[Data excerpts]
---

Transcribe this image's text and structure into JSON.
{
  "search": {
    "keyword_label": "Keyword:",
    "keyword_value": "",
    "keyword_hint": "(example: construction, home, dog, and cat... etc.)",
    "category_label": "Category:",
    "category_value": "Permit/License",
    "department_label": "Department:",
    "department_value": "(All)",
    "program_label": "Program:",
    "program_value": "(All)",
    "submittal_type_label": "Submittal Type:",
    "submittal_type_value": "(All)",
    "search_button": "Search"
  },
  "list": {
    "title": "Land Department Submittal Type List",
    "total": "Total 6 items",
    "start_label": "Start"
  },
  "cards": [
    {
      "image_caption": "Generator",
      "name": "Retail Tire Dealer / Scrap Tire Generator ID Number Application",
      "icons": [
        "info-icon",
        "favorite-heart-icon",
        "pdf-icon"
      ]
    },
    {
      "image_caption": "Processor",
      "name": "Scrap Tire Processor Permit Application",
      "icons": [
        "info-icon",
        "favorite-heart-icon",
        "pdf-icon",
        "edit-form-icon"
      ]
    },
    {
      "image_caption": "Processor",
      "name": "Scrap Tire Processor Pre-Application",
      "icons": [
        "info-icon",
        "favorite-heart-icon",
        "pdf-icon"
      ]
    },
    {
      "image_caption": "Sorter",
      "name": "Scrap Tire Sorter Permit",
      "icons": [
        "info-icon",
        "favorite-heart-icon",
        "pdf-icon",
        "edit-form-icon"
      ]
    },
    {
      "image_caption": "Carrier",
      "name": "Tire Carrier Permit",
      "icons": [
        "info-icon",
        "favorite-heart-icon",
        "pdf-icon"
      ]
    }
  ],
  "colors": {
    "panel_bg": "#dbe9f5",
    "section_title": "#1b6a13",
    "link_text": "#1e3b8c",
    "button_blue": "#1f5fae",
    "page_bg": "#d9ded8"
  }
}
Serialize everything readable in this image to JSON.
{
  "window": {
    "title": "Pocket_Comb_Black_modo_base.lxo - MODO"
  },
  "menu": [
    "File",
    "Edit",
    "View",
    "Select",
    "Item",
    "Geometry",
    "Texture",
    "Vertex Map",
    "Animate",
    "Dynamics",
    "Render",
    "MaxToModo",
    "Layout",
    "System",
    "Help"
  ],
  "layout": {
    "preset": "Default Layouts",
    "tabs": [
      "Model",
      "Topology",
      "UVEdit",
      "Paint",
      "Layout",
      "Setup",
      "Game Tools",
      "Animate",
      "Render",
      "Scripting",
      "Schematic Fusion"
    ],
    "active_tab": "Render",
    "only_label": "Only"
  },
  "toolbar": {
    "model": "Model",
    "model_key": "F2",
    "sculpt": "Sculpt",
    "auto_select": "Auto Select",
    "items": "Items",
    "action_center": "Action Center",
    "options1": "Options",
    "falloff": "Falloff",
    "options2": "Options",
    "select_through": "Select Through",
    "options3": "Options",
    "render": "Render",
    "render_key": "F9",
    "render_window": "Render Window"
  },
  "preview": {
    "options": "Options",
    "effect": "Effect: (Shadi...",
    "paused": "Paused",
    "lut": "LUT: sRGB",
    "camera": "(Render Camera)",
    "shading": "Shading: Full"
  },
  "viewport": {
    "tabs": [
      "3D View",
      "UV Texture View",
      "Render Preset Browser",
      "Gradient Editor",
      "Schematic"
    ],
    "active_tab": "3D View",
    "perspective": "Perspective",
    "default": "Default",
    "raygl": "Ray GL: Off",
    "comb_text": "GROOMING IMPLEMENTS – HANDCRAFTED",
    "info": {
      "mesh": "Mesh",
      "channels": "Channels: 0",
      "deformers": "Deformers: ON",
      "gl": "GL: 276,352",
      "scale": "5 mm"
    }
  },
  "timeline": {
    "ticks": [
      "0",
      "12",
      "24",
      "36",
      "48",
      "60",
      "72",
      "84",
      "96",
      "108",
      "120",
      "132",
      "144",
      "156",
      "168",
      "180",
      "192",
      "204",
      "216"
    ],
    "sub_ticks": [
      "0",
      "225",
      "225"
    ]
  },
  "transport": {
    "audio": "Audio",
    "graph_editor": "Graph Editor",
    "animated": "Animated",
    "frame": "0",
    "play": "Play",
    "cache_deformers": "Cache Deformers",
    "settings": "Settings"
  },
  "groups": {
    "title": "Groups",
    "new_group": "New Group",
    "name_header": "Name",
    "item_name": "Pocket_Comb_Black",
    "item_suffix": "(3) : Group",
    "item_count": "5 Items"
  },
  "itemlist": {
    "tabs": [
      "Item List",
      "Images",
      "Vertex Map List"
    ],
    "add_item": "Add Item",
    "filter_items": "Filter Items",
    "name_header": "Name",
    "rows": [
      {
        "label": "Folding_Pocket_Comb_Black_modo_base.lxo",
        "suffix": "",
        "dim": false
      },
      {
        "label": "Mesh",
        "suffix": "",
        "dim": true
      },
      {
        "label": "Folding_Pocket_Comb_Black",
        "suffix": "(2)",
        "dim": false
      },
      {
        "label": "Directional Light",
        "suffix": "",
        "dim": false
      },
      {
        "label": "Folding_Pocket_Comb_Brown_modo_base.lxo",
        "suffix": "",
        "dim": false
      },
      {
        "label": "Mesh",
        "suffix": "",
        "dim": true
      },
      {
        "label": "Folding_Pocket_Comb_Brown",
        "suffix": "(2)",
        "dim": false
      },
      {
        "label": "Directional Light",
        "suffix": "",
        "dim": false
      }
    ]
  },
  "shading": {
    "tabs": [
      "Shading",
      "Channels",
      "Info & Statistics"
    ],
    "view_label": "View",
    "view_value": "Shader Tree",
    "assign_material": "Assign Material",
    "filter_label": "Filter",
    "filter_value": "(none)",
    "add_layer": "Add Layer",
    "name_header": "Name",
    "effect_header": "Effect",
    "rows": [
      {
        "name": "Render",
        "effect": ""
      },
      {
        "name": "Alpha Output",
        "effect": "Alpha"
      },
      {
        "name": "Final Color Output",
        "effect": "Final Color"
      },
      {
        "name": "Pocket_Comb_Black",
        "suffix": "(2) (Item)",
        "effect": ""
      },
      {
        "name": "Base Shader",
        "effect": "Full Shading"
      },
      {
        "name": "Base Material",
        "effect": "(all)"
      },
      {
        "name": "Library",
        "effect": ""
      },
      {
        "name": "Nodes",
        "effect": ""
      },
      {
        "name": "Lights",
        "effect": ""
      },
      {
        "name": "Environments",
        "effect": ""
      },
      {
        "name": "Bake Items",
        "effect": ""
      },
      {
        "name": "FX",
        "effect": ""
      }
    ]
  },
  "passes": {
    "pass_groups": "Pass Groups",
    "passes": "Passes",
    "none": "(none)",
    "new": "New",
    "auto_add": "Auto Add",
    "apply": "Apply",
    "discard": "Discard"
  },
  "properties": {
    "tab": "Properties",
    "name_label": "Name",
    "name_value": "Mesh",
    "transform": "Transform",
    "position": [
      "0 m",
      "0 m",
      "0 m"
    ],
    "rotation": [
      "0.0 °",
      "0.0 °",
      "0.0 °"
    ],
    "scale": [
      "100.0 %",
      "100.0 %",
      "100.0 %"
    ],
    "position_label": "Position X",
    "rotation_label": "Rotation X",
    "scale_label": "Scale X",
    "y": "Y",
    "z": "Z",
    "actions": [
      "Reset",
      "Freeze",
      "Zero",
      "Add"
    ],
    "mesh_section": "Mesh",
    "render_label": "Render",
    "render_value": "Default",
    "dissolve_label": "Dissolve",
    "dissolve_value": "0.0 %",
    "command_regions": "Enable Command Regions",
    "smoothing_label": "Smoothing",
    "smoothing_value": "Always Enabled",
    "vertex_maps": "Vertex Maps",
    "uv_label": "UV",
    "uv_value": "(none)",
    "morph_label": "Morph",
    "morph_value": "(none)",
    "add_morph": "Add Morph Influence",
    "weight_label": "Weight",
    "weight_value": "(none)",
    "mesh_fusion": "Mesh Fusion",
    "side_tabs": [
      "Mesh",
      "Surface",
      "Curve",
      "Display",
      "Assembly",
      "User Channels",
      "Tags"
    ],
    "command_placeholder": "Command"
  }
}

---

▶ **Set exercise**
Each line that has the word "Material" should be copied.

▶ **Correct result**
    "assign_material": "Assign Material",
        "name": "Base Material",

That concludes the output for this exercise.